● Description of the task
Take from the listing each line that has the string "color".

● Task material
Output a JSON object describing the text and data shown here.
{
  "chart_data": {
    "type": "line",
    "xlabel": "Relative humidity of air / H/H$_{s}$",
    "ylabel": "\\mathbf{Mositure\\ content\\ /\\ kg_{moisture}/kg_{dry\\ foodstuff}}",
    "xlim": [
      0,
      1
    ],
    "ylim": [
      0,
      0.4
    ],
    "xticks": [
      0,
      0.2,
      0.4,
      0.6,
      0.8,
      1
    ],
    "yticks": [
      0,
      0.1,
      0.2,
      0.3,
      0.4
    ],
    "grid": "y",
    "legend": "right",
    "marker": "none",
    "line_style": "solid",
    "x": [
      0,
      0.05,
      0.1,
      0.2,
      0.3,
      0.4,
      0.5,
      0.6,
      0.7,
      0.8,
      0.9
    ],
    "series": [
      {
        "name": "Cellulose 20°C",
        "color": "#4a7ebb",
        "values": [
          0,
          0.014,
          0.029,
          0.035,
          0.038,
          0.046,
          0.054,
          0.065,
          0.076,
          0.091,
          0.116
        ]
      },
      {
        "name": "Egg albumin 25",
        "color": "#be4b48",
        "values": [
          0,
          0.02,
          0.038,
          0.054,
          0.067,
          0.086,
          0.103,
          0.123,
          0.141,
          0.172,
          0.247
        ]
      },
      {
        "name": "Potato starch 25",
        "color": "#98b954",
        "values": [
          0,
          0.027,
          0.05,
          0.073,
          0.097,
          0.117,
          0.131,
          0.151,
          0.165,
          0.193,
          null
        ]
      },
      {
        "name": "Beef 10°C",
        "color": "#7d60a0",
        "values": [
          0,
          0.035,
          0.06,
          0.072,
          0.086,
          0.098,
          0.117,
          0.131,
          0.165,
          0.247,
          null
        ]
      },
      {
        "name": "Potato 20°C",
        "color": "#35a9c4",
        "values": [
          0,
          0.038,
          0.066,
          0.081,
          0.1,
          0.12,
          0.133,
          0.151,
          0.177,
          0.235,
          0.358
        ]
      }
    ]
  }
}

● Problem solution
        "color": "#4a7ebb",
        "color": "#be4b48",
        "color": "#98b954",
        "color": "#7d60a0",
        "color": "#35a9c4",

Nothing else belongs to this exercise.